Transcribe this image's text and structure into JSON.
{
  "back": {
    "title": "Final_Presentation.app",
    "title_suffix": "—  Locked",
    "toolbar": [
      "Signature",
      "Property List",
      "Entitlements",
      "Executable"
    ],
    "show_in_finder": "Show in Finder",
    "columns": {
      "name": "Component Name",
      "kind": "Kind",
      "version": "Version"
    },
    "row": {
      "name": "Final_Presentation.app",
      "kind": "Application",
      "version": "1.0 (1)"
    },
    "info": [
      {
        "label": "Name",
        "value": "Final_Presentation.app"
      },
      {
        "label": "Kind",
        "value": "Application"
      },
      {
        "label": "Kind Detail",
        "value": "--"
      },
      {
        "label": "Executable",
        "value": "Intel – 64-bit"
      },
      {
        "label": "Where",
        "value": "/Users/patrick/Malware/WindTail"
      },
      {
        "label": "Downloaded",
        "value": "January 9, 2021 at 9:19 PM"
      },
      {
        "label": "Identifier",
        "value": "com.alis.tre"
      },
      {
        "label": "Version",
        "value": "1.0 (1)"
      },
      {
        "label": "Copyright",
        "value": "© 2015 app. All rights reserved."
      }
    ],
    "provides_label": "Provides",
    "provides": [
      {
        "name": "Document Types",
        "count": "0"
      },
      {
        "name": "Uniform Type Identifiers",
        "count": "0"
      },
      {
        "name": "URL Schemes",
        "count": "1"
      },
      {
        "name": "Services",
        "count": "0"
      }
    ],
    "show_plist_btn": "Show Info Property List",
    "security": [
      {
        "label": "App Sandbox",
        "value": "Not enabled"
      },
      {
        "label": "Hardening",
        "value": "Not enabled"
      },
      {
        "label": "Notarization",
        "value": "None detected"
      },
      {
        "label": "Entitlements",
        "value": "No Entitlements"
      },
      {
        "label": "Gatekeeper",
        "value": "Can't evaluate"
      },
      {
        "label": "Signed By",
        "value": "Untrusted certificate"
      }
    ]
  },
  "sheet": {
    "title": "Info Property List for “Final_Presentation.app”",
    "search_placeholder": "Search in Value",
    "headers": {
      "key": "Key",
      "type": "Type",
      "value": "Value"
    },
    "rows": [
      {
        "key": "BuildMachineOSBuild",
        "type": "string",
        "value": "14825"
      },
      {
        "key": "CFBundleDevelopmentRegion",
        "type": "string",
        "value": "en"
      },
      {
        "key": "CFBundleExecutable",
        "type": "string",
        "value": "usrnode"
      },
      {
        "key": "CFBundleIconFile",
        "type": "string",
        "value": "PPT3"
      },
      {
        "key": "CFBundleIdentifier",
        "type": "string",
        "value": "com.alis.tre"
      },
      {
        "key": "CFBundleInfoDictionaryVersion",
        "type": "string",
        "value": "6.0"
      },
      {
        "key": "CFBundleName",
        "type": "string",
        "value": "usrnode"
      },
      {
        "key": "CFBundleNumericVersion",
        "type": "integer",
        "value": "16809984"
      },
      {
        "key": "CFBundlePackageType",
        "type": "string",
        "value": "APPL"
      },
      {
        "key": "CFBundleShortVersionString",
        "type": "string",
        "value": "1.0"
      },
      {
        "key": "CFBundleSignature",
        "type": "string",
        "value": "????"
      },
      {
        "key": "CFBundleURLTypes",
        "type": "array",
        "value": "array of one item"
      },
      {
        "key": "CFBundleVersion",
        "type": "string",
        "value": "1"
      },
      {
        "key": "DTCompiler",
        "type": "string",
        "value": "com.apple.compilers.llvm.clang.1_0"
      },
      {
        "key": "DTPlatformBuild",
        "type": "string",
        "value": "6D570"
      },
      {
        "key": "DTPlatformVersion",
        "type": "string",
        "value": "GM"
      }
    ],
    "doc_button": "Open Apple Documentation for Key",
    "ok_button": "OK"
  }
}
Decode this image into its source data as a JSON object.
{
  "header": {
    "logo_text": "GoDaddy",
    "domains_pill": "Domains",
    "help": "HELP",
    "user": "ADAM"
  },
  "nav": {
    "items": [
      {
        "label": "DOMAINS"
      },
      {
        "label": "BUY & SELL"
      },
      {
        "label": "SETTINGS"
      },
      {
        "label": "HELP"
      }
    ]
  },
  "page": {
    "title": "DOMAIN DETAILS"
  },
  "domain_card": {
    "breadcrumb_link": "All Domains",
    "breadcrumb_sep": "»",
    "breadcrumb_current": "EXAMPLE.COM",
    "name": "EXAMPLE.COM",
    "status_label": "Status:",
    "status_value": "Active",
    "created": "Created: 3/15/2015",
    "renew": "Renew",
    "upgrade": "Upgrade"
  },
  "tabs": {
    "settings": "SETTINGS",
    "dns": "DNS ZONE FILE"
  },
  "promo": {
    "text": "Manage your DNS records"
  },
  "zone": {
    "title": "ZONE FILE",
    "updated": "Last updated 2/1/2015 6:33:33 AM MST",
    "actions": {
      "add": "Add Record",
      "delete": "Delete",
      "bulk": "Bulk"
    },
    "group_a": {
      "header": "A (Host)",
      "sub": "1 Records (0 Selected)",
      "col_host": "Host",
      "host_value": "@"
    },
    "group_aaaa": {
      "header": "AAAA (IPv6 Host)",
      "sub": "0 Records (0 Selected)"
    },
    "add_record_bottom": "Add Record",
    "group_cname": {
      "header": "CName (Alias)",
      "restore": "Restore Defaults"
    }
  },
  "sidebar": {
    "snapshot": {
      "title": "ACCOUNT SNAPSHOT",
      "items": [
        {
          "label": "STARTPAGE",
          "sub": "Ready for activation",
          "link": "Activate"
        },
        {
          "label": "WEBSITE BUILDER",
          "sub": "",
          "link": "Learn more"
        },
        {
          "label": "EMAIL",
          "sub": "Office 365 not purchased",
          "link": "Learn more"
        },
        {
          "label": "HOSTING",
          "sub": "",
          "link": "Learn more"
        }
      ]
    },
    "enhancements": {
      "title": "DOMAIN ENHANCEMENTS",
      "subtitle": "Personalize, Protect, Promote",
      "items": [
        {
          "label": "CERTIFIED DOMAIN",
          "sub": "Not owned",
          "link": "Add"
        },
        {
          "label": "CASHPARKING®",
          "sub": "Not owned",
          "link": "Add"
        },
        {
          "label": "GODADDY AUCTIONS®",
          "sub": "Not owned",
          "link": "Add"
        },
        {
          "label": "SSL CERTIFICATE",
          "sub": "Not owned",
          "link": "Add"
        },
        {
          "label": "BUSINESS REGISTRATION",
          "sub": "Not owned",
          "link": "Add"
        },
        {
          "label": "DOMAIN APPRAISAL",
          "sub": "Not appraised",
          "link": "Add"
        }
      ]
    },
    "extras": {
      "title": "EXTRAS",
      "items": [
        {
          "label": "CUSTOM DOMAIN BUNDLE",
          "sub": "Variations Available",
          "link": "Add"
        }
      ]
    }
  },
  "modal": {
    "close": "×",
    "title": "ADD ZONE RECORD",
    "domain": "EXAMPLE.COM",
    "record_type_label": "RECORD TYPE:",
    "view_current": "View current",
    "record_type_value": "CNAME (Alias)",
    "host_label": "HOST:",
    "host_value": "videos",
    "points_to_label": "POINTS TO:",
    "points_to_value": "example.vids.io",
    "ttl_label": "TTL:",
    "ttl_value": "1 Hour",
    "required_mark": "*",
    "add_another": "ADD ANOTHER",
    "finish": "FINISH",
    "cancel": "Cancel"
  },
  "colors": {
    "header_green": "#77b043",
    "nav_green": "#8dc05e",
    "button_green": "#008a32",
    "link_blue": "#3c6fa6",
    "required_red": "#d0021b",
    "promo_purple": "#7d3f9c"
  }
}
...
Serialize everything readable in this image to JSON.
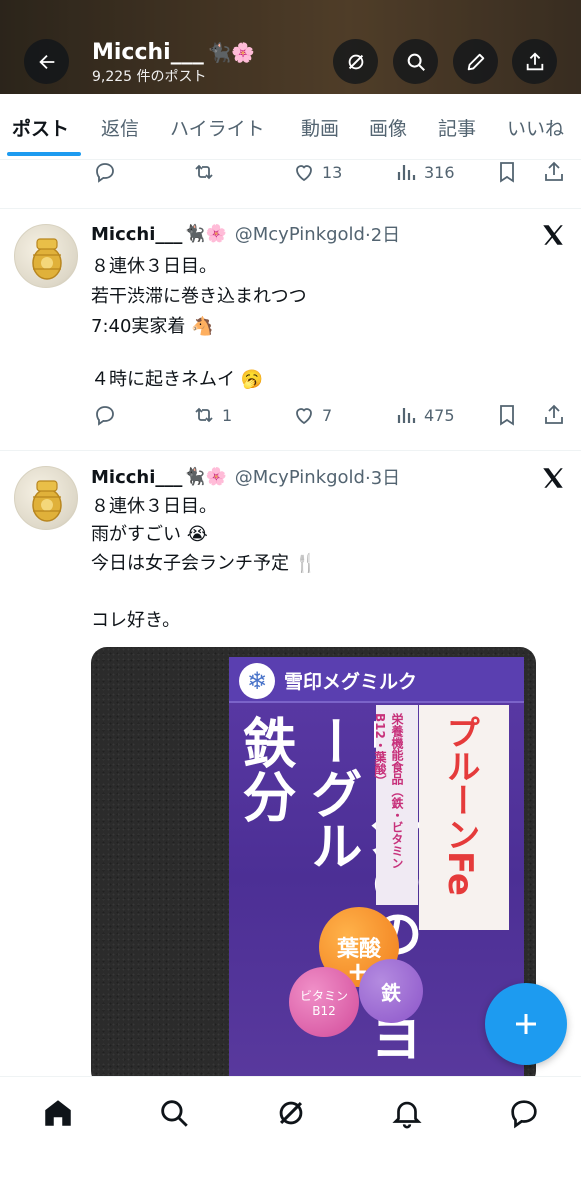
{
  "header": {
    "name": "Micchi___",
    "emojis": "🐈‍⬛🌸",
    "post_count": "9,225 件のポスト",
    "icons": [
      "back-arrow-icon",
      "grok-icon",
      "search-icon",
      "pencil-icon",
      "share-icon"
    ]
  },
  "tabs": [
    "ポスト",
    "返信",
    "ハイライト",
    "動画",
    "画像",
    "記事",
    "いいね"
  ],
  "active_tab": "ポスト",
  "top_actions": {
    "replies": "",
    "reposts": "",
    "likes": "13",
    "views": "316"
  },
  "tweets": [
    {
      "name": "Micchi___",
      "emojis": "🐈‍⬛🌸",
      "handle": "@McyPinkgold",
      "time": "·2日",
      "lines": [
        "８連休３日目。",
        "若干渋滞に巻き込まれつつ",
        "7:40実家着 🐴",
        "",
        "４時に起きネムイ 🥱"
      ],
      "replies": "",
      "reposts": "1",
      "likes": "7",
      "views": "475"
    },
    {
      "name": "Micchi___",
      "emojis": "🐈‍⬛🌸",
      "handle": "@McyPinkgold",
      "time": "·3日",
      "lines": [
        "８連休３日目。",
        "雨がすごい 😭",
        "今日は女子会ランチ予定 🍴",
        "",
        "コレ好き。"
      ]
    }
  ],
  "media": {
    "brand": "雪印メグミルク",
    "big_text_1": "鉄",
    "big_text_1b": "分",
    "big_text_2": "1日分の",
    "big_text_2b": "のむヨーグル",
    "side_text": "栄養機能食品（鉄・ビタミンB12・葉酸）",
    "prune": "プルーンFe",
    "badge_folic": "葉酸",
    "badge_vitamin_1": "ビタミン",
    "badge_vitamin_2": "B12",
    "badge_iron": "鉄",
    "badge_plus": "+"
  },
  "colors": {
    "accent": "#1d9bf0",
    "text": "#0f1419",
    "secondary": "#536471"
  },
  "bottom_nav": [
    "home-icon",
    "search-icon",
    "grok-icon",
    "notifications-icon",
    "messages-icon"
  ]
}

● WHAT TO WORK ON
Pick out every line with the string "Selected" and copy it.

● TASK OUTPUT
      "sub": "1 Records (0 Selected)",
      "sub": "0 Records (0 Selected)"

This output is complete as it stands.